### Data to process
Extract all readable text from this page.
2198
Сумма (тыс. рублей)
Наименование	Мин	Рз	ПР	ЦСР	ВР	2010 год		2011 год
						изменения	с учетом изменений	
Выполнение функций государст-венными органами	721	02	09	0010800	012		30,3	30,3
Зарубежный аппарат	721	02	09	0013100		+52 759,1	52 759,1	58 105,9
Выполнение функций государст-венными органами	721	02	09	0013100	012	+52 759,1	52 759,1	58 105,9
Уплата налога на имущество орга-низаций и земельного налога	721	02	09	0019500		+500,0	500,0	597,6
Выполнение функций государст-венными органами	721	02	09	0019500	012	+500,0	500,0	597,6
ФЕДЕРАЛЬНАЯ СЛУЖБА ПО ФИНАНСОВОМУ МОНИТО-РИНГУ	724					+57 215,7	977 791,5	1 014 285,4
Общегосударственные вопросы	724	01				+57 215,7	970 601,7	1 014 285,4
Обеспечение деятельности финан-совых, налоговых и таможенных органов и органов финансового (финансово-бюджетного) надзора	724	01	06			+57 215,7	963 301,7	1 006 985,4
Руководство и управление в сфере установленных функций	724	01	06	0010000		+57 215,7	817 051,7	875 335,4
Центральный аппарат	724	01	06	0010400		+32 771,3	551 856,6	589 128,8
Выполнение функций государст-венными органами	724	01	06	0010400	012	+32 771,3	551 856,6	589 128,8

### Set problem
Using the material above, print every entry exactly as written.

### Expected answer
Extract all readable text from this page.
2198
Сумма (тыс. рублей)
Наименование	Мин	Рз	ПР	ЦСР	ВР	2010 год		2011 год
						изменения	с учетом изменений	
Выполнение функций государст-венными органами	721	02	09	0010800	012		30,3	30,3
Зарубежный аппарат	721	02	09	0013100		+52 759,1	52 759,1	58 105,9
Выполнение функций государст-венными органами	721	02	09	0013100	012	+52 759,1	52 759,1	58 105,9
Уплата налога на имущество орга-низаций и земельного налога	721	02	09	0019500		+500,0	500,0	597,6
Выполнение функций государст-венными органами	721	02	09	0019500	012	+500,0	500,0	597,6
ФЕДЕРАЛЬНАЯ СЛУЖБА ПО ФИНАНСОВОМУ МОНИТО-РИНГУ	724					+57 215,7	977 791,5	1 014 285,4
Общегосударственные вопросы	724	01				+57 215,7	970 601,7	1 014 285,4
Обеспечение деятельности финан-совых, налоговых и таможенных органов и органов финансового (финансово-бюджетного) надзора	724	01	06			+57 215,7	963 301,7	1 006 985,4
Руководство и управление в сфере установленных функций	724	01	06	0010000		+57 215,7	817 051,7	875 335,4
Центральный аппарат	724	01	06	0010400		+32 771,3	551 856,6	589 128,8
Выполнение функций государст-венными органами	724	01	06	0010400	012	+32 771,3	551 856,6	589 128,8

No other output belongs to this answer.